In some configurations the lid includes a bending tab (26) extending radially outward near one of the snap ridges.

The details of one or more embodiments of the invention are set forth in the accompanying drawings and the description below. Other features, objects, and advantages of the invention will be apparent from the description and drawings, and from the claims.

DESCRIPTION OF DRAWINGS

FIG. 1 is a perspective view of a disposable sippy cup.

FIG. 2 is a top view of the lid of the sippy cup.

FIG. 3 is a side view of the cup lid.

FIG. 4 is a cross-sectional view, taken along line 4—4 in FIG. 2.

FIG. 5 is a radial cross-sectional view taken through the cup rim.

FIG. 6 is a cross-sectional view of the spout, taken along line 6—6 in FIG. 2.

FIG. 7 is a cross-sectional view of a drinking hole in the spout.

FIG. 8 illustrates flow through the hole being resisted by surface tension.

FIG. 9 illustrates flow enabled by the application of suction to the spout.

FIG. 10 shows a drinking hole with a raised lip.

FIG. 11 shows a tapered hole.

FIGS. 12A through 12E show various hole arrangements.

FIG. 13 is a cross-section through a mold for molding the upper end of the drinking spout and the holes.

FIG. 14 is a cross-sectional view through a spout of another embodiment, shown inverted.

FIG. 15 is a cross-sectional view of a drinking container with a removable baffle plate.

FIG. 16 is a perspective view of a baffle plate with a series of flow holes.

FIG. 17 is a top view of a first lid having a resiliently deformable region.

FIG. 17A is a cross-sectional view, taken along line 17A—17A of FIG. 17.

FIG. 18 is a top view of a second lid having a resiliently deformable region.

FIG. 18A is a cross-sectional view, taken along line 18A—18A of FIG. 18.

FIG. 19 is a top view of a third lid having a resiliently deformable region.

FIG. 19A is a cross-sectional view, taken along line 19A—19A of FIG. 19.

FIG. 20 is a top view of a fourth lid having a resiliently deformable region.

FIG. 20A is a cross-sectional view, taken along line 20A—20A of FIG. 20.

FIG. 21 is a perspective view of a cup body with opposing side indentations.

FIG. 21A is a bottom view of the cup body of FIG. 21.

FIG. 22 is a perspective view of a drinking cup with three side indentations.

Like reference symbols in the various drawings indicate like elements.

DETAILED DESCRIPTION

Referring first to FIG. 1, cup 10 consists essentially of a lid 12 and a cup body 14, each molded of a polypropylene to have a nominal wall thickness of between about 0.020 and 0.026 inch (about 0.5 millimeter). Lid 12 has a generally planar upper surface 16 about the perimeter of which a circular ridge 18 extends upward to form a groove on the underside of the lid to receive an upper rim of the cup body 14. A drinking spout 20, integrally molded with the rest of the lid, extends upward from surface 16 to a distal end 22 shaped and sized to be comfortably received in a child's mouth for drinking. The upper end of the spout defines a blind recess 24 with a lower surface defining a series of drinking holes discussed in more detail below. Besides the drinking holes in the spout recess, the rest of lid 12 forms an air-tight seal at the top of cup body 14. A tab 26 extends laterally from an edge of the lid opposite spout 20, for prying the lid off of the cup body.

* **INFORMATION SHOWN**
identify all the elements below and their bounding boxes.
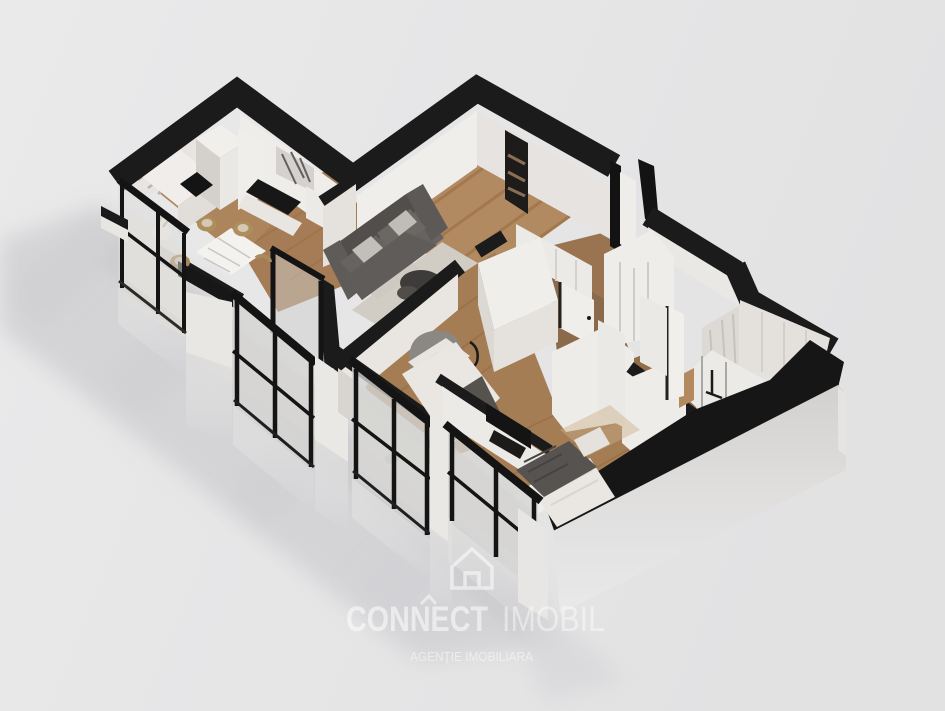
svg-text:IMOBIL: IMOBIL: [502, 600, 605, 639]
svg-text:CONNECT: CONNECT: [346, 600, 488, 639]
svg-text:AGENŢIE IMOBILIARA: AGENŢIE IMOBILIARA: [410, 650, 534, 664]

* **EXERCISE PROMPT**
Continue the sippy cup description after its final sentence. You can leave the lines aside.

* **EXERCISE RESPONSE**
FIGS. 2 and 3 further illustrate features of lid 12, such that the vertical walls 28 bounding recess 24 taper slightly toward each other from an upper rim 30 to a lower recess floor 32. A series of open, fixed holes 34 are molded through floor 32 to form a means of hydraulic communication through the spout. In this illustrated embodiment, four holes 34 are shown. Other embodiments have two, three, or more than four holes 34, as shown in later figures. FIG. 3 shows the circular perimeter groove 36 formed within ridge 18 on the underside of the lid.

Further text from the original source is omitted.